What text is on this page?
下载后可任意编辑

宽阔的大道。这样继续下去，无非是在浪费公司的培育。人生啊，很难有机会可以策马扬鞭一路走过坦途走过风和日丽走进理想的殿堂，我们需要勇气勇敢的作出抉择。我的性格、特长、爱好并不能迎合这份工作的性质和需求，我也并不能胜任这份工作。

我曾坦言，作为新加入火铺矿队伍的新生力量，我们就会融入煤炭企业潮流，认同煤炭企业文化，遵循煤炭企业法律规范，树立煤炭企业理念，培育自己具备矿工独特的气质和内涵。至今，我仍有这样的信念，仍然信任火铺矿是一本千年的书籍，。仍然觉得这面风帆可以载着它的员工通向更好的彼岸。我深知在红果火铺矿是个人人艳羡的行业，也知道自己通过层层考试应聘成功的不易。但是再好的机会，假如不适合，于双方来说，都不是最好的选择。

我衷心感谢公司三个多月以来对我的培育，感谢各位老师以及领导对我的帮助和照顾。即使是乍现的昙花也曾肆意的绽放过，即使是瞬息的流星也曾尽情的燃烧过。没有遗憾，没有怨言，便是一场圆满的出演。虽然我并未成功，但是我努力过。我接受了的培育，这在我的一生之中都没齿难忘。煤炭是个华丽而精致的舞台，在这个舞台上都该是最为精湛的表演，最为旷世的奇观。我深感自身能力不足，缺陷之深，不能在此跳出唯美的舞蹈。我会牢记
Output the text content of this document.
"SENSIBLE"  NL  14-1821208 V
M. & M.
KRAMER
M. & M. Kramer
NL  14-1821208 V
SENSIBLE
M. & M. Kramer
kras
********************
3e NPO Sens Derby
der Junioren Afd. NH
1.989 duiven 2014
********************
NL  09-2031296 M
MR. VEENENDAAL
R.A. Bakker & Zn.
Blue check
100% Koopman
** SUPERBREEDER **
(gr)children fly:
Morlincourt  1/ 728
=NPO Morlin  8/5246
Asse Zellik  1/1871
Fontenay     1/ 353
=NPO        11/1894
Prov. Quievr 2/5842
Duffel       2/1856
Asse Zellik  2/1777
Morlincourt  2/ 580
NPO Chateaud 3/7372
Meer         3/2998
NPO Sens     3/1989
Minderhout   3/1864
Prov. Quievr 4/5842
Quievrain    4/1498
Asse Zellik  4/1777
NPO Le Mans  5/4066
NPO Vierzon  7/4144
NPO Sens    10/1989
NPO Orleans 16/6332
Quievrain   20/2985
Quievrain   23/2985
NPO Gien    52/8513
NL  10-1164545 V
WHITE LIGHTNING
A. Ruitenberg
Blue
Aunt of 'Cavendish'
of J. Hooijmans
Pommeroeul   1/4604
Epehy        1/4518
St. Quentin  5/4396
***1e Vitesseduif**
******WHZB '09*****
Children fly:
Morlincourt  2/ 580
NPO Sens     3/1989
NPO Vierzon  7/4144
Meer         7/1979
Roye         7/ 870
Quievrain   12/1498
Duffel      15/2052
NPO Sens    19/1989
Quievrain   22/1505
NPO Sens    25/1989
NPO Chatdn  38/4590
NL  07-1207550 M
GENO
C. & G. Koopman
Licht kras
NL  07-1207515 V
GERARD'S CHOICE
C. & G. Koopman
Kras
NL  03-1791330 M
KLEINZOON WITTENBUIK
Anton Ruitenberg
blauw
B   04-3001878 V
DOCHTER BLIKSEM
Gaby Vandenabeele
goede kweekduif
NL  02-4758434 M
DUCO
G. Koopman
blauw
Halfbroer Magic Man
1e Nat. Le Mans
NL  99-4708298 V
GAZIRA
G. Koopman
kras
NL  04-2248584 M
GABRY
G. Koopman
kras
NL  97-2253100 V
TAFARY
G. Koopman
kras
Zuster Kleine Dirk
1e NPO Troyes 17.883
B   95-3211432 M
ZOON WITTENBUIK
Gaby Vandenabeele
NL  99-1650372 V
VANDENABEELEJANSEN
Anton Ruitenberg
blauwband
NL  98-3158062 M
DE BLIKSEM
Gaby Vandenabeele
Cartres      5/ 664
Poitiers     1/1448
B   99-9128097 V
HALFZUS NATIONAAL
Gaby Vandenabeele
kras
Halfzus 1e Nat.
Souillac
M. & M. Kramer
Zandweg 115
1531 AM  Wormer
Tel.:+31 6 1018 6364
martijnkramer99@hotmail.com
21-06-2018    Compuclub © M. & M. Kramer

__________________________________________________

Task to carry out: Write out the records above again, keeping each one identical to the original.

Correct response:
What text is on this page?
下载后可任意编辑

宽阔的大道。这样继续下去，无非是在浪费公司的培育。人生啊，很难有机会可以策马扬鞭一路走过坦途走过风和日丽走进理想的殿堂，我们需要勇气勇敢的作出抉择。我的性格、特长、爱好并不能迎合这份工作的性质和需求，我也并不能胜任这份工作。

我曾坦言，作为新加入火铺矿队伍的新生力量，我们就会融入煤炭企业潮流，认同煤炭企业文化，遵循煤炭企业法律规范，树立煤炭企业理念，培育自己具备矿工独特的气质和内涵。至今，我仍有这样的信念，仍然信任火铺矿是一本千年的书籍，。仍然觉得这面风帆可以载着它的员工通向更好的彼岸。我深知在红果火铺矿是个人人艳羡的行业，也知道自己通过层层考试应聘成功的不易。但是再好的机会，假如不适合，于双方来说，都不是最好的选择。

我衷心感谢公司三个多月以来对我的培育，感谢各位老师以及领导对我的帮助和照顾。即使是乍现的昙花也曾肆意的绽放过，即使是瞬息的流星也曾尽情的燃烧过。没有遗憾，没有怨言，便是一场圆满的出演。虽然我并未成功，但是我努力过。我接受了的培育，这在我的一生之中都没齿难忘。煤炭是个华丽而精致的舞台，在这个舞台上都该是最为精湛的表演，最为旷世的奇观。我深感自身能力不足，缺陷之深，不能在此跳出唯美的舞蹈。我会牢记
Output the text content of this document.
"SENSIBLE"  NL  14-1821208 V
M. & M.
KRAMER
M. & M. Kramer
NL  14-1821208 V
SENSIBLE
M. & M. Kramer
kras
********************
3e NPO Sens Derby
der Junioren Afd. NH
1.989 duiven 2014
********************
NL  09-2031296 M
MR. VEENENDAAL
R.A. Bakker & Zn.
Blue check
100% Koopman
** SUPERBREEDER **
(gr)children fly:
Morlincourt  1/ 728
=NPO Morlin  8/5246
Asse Zellik  1/1871
Fontenay     1/ 353
=NPO        11/1894
Prov. Quievr 2/5842
Duffel       2/1856
Asse Zellik  2/1777
Morlincourt  2/ 580
NPO Chateaud 3/7372
Meer         3/2998
NPO Sens     3/1989
Minderhout   3/1864
Prov. Quievr 4/5842
Quievrain    4/1498
Asse Zellik  4/1777
NPO Le Mans  5/4066
NPO Vierzon  7/4144
NPO Sens    10/1989
NPO Orleans 16/6332
Quievrain   20/2985
Quievrain   23/2985
NPO Gien    52/8513
NL  10-1164545 V
WHITE LIGHTNING
A. Ruitenberg
Blue
Aunt of 'Cavendish'
of J. Hooijmans
Pommeroeul   1/4604
Epehy        1/4518
St. Quentin  5/4396
***1e Vitesseduif**
******WHZB '09*****
Children fly:
Morlincourt  2/ 580
NPO Sens     3/1989
NPO Vierzon  7/4144
Meer         7/1979
Roye         7/ 870
Quievrain   12/1498
Duffel      15/2052
NPO Sens    19/1989
Quievrain   22/1505
NPO Sens    25/1989
NPO Chatdn  38/4590
NL  07-1207550 M
GENO
C. & G. Koopman
Licht kras
NL  07-1207515 V
GERARD'S CHOICE
C. & G. Koopman
Kras
NL  03-1791330 M
KLEINZOON WITTENBUIK
Anton Ruitenberg
blauw
B   04-3001878 V
DOCHTER BLIKSEM
Gaby Vandenabeele
goede kweekduif
NL  02-4758434 M
DUCO
G. Koopman
blauw
Halfbroer Magic Man
1e Nat. Le Mans
NL  99-4708298 V
GAZIRA
G. Koopman
kras
NL  04-2248584 M
GABRY
G. Koopman
kras
NL  97-2253100 V
TAFARY
G. Koopman
kras
Zuster Kleine Dirk
1e NPO Troyes 17.883
B   95-3211432 M
ZOON WITTENBUIK
Gaby Vandenabeele
NL  99-1650372 V
VANDENABEELEJANSEN
Anton Ruitenberg
blauwband
NL  98-3158062 M
DE BLIKSEM
Gaby Vandenabeele
Cartres      5/ 664
Poitiers     1/1448
B   99-9128097 V
HALFZUS NATIONAAL
Gaby Vandenabeele
kras
Halfzus 1e Nat.
Souillac
M. & M. Kramer
Zandweg 115
1531 AM  Wormer
Tel.:+31 6 1018 6364
martijnkramer99@hotmail.com
21-06-2018    Compuclub © M. & M. Kramer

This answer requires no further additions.